OBJECTIVE ->
Quote the whole listing verbatim.

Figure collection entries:

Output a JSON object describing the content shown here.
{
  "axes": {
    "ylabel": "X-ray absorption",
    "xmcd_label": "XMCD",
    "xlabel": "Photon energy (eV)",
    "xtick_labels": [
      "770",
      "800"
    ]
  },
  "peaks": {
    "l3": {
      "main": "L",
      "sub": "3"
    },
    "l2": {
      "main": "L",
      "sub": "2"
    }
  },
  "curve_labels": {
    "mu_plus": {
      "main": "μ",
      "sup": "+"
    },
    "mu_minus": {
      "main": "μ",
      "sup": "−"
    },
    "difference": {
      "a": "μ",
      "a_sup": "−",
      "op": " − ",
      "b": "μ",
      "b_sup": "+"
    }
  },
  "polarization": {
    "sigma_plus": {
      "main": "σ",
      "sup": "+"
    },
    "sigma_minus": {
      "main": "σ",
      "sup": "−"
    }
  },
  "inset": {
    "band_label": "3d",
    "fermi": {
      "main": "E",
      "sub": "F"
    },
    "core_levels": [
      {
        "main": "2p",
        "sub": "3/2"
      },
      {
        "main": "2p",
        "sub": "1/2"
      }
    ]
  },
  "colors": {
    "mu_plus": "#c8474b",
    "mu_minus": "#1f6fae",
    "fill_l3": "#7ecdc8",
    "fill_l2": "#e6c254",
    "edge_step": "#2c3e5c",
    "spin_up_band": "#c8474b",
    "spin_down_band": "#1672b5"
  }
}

FINAL RESULT ->
Output a JSON object describing the content shown here.
{
  "axes": {
    "ylabel": "X-ray absorption",
    "xmcd_label": "XMCD",
    "xlabel": "Photon energy (eV)",
    "xtick_labels": [
      "770",
      "800"
    ]
  },
  "peaks": {
    "l3": {
      "main": "L",
      "sub": "3"
    },
    "l2": {
      "main": "L",
      "sub": "2"
    }
  },
  "curve_labels": {
    "mu_plus": {
      "main": "μ",
      "sup": "+"
    },
    "mu_minus": {
      "main": "μ",
      "sup": "−"
    },
    "difference": {
      "a": "μ",
      "a_sup": "−",
      "op": " − ",
      "b": "μ",
      "b_sup": "+"
    }
  },
  "polarization": {
    "sigma_plus": {
      "main": "σ",
      "sup": "+"
    },
    "sigma_minus": {
      "main": "σ",
      "sup": "−"
    }
  },
  "inset": {
    "band_label": "3d",
    "fermi": {
      "main": "E",
      "sub": "F"
    },
    "core_levels": [
      {
        "main": "2p",
        "sub": "3/2"
      },
      {
        "main": "2p",
        "sub": "1/2"
      }
    ]
  },
  "colors": {
    "mu_plus": "#c8474b",
    "mu_minus": "#1f6fae",
    "fill_l3": "#7ecdc8",
    "fill_l2": "#e6c254",
    "edge_step": "#2c3e5c",
    "spin_up_band": "#c8474b",
    "spin_down_band": "#1672b5"
  }
}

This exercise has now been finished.